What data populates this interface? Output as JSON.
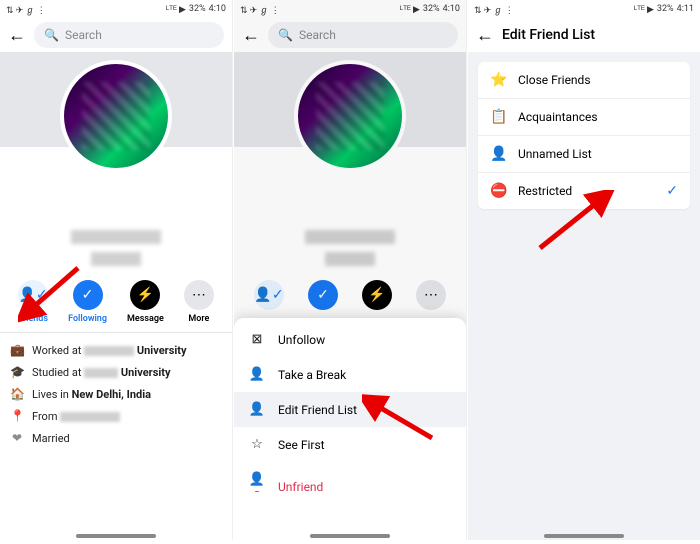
{
  "status": {
    "left_icons": "⇅ ✈ ℊ ⋮",
    "signal": "ᴸᵀᴱ ▶",
    "battery": "32%",
    "time1": "4:10",
    "time2": "4:10",
    "time3": "4:11"
  },
  "search": {
    "placeholder": "Search"
  },
  "actions": {
    "friends": "Friends",
    "following": "Following",
    "message": "Message",
    "more": "More"
  },
  "about": {
    "worked_prefix": "Worked at",
    "worked_suffix": "University",
    "studied_prefix": "Studied at",
    "studied_suffix": "University",
    "lives_prefix": "Lives in",
    "lives_value": "New Delhi, India",
    "from_prefix": "From",
    "married": "Married"
  },
  "sheet": {
    "unfollow": "Unfollow",
    "take_break": "Take a Break",
    "edit_list": "Edit Friend List",
    "see_first": "See First",
    "unfriend": "Unfriend"
  },
  "p3": {
    "title": "Edit Friend List",
    "close_friends": "Close Friends",
    "acquaintances": "Acquaintances",
    "unnamed": "Unnamed List",
    "restricted": "Restricted"
  }
}
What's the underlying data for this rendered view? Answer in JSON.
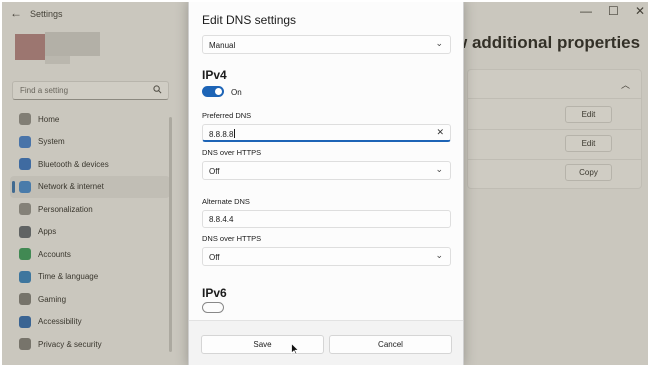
{
  "window": {
    "title": "Settings",
    "back_icon": "back-arrow-icon",
    "controls": {
      "minimize": "—",
      "maximize": "☐",
      "close": "✕"
    }
  },
  "search": {
    "placeholder": "Find a setting",
    "icon": "search-icon"
  },
  "nav": {
    "items": [
      {
        "label": "Home",
        "icon": "home-icon",
        "color": "#8a8a8a",
        "active": false
      },
      {
        "label": "System",
        "icon": "system-icon",
        "color": "#3a7bd5",
        "active": false
      },
      {
        "label": "Bluetooth & devices",
        "icon": "bluetooth-icon",
        "color": "#2b6fc9",
        "active": false
      },
      {
        "label": "Network & internet",
        "icon": "wifi-icon",
        "color": "#3a86d6",
        "active": true
      },
      {
        "label": "Personalization",
        "icon": "brush-icon",
        "color": "#8f8f8f",
        "active": false
      },
      {
        "label": "Apps",
        "icon": "apps-icon",
        "color": "#5b6470",
        "active": false
      },
      {
        "label": "Accounts",
        "icon": "accounts-icon",
        "color": "#2f9a5a",
        "active": false
      },
      {
        "label": "Time & language",
        "icon": "globe-clock-icon",
        "color": "#2a7fc4",
        "active": false
      },
      {
        "label": "Gaming",
        "icon": "gaming-icon",
        "color": "#7a7a7a",
        "active": false
      },
      {
        "label": "Accessibility",
        "icon": "accessibility-icon",
        "color": "#2565b5",
        "active": false
      },
      {
        "label": "Privacy & security",
        "icon": "shield-icon",
        "color": "#7b7b7b",
        "active": false
      }
    ]
  },
  "main": {
    "heading": "w additional properties",
    "buttons": {
      "edit1": "Edit",
      "edit2": "Edit",
      "copy": "Copy"
    }
  },
  "dialog": {
    "title": "Edit DNS settings",
    "mode_select": {
      "value": "Manual"
    },
    "ipv4": {
      "heading": "IPv4",
      "toggle_label": "On",
      "toggle_on": true,
      "preferred_label": "Preferred DNS",
      "preferred_value": "8.8.8.8",
      "https1_label": "DNS over HTTPS",
      "https1_value": "Off",
      "alternate_label": "Alternate DNS",
      "alternate_value": "8.8.4.4",
      "https2_label": "DNS over HTTPS",
      "https2_value": "Off"
    },
    "ipv6": {
      "heading": "IPv6"
    },
    "save_label": "Save",
    "cancel_label": "Cancel"
  },
  "colors": {
    "accent": "#1d64b6",
    "dim_overlay": "rgba(110,100,70,0.30)"
  }
}
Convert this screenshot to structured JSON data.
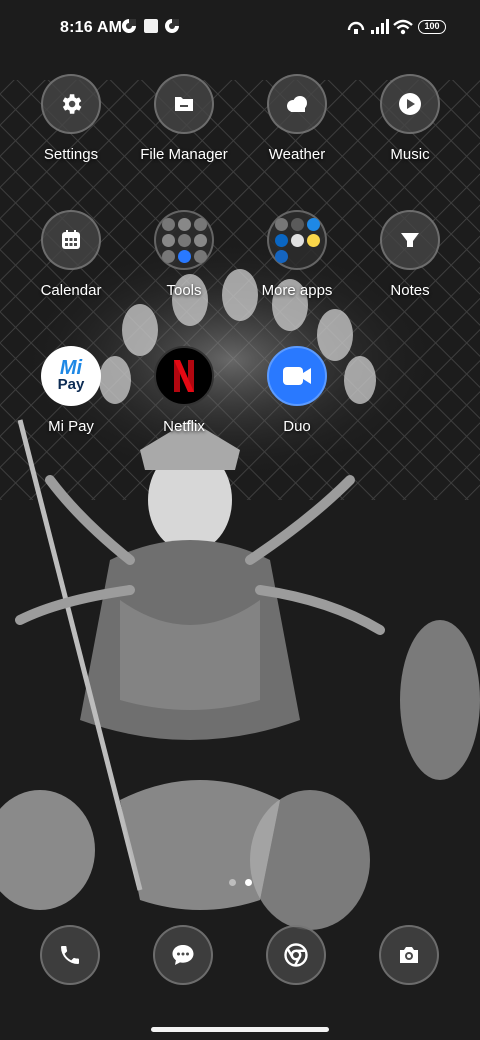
{
  "status_bar": {
    "time": "8:16 AM",
    "battery": "100"
  },
  "apps": {
    "settings": "Settings",
    "file_manager": "File Manager",
    "weather": "Weather",
    "music": "Music",
    "calendar": "Calendar",
    "tools": "Tools",
    "more_apps": "More apps",
    "notes": "Notes",
    "mi_pay": "Mi Pay",
    "netflix": "Netflix",
    "duo": "Duo"
  },
  "mi_pay_logo": {
    "top": "Mi",
    "bottom": "Pay"
  },
  "dock": [
    "phone-icon",
    "messages-icon",
    "chrome-icon",
    "camera-icon"
  ],
  "page_indicator": {
    "pages": 2,
    "current": 2
  },
  "colors": {
    "duo": "#2979ff",
    "netflix": "#e50914",
    "mi_pay": "#1565c0"
  }
}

···

*Problem description*:
Omit the pictures. Transcribe every record exactly.

*Result of the task*:
What data populates this interface? Output as JSON.
{
  "status": {
    "left_icons": "⇅ ✈ ℊ ⋮",
    "signal": "ᴸᵀᴱ ▶",
    "battery": "32%",
    "time1": "4:10",
    "time2": "4:10",
    "time3": "4:11"
  },
  "search": {
    "placeholder": "Search"
  },
  "actions": {
    "friends": "Friends",
    "following": "Following",
    "message": "Message",
    "more": "More"
  },
  "about": {
    "worked_prefix": "Worked at",
    "worked_suffix": "University",
    "studied_prefix": "Studied at",
    "studied_suffix": "University",
    "lives_prefix": "Lives in",
    "lives_value": "New Delhi, India",
    "from_prefix": "From",
    "married": "Married"
  },
  "sheet": {
    "unfollow": "Unfollow",
    "take_break": "Take a Break",
    "edit_list": "Edit Friend List",
    "see_first": "See First",
    "unfriend": "Unfriend"
  },
  "p3": {
    "title": "Edit Friend List",
    "close_friends": "Close Friends",
    "acquaintances": "Acquaintances",
    "unnamed": "Unnamed List",
    "restricted": "Restricted"
  }
}
What's the underlying data for this rendered view? Answer in JSON.
{
  "window": {
    "title": "Settings",
    "back_icon": "back-arrow-icon",
    "controls": {
      "minimize": "—",
      "maximize": "☐",
      "close": "✕"
    }
  },
  "search": {
    "placeholder": "Find a setting",
    "icon": "search-icon"
  },
  "nav": {
    "items": [
      {
        "label": "Home",
        "icon": "home-icon",
        "color": "#8a8a8a",
        "active": false
      },
      {
        "label": "System",
        "icon": "system-icon",
        "color": "#3a7bd5",
        "active": false
      },
      {
        "label": "Bluetooth & devices",
        "icon": "bluetooth-icon",
        "color": "#2b6fc9",
        "active": false
      },
      {
        "label": "Network & internet",
        "icon": "wifi-icon",
        "color": "#3a86d6",
        "active": true
      },
      {
        "label": "Personalization",
        "icon": "brush-icon",
        "color": "#8f8f8f",
        "active": false
      },
      {
        "label": "Apps",
        "icon": "apps-icon",
        "color": "#5b6470",
        "active": false
      },
      {
        "label": "Accounts",
        "icon": "accounts-icon",
        "color": "#2f9a5a",
        "active": false
      },
      {
        "label": "Time & language",
        "icon": "globe-clock-icon",
        "color": "#2a7fc4",
        "active": false
      },
      {
        "label": "Gaming",
        "icon": "gaming-icon",
        "color": "#7a7a7a",
        "active": false
      },
      {
        "label": "Accessibility",
        "icon": "accessibility-icon",
        "color": "#2565b5",
        "active": false
      },
      {
        "label": "Privacy & security",
        "icon": "shield-icon",
        "color": "#7b7b7b",
        "active": false
      }
    ]
  },
  "main": {
    "heading": "w additional properties",
    "buttons": {
      "edit1": "Edit",
      "edit2": "Edit",
      "copy": "Copy"
    }
  },
  "dialog": {
    "title": "Edit DNS settings",
    "mode_select": {
      "value": "Manual"
    },
    "ipv4": {
      "heading": "IPv4",
      "toggle_label": "On",
      "toggle_on": true,
      "preferred_label": "Preferred DNS",
      "preferred_value": "8.8.8.8",
      "https1_label": "DNS over HTTPS",
      "https1_value": "Off",
      "alternate_label": "Alternate DNS",
      "alternate_value": "8.8.4.4",
      "https2_label": "DNS over HTTPS",
      "https2_value": "Off"
    },
    "ipv6": {
      "heading": "IPv6"
    },
    "save_label": "Save",
    "cancel_label": "Cancel"
  },
  "colors": {
    "accent": "#1d64b6",
    "dim_overlay": "rgba(110,100,70,0.30)"
  }
}
Convert this screenshot to structured JSON data.
{
  "status_bar": {
    "time": "8:16 AM",
    "battery": "100"
  },
  "apps": {
    "settings": "Settings",
    "file_manager": "File Manager",
    "weather": "Weather",
    "music": "Music",
    "calendar": "Calendar",
    "tools": "Tools",
    "more_apps": "More apps",
    "notes": "Notes",
    "mi_pay": "Mi Pay",
    "netflix": "Netflix",
    "duo": "Duo"
  },
  "mi_pay_logo": {
    "top": "Mi",
    "bottom": "Pay"
  },
  "dock": [
    "phone-icon",
    "messages-icon",
    "chrome-icon",
    "camera-icon"
  ],
  "page_indicator": {
    "pages": 2,
    "current": 2
  },
  "colors": {
    "duo": "#2979ff",
    "netflix": "#e50914",
    "mi_pay": "#1565c0"
  }
}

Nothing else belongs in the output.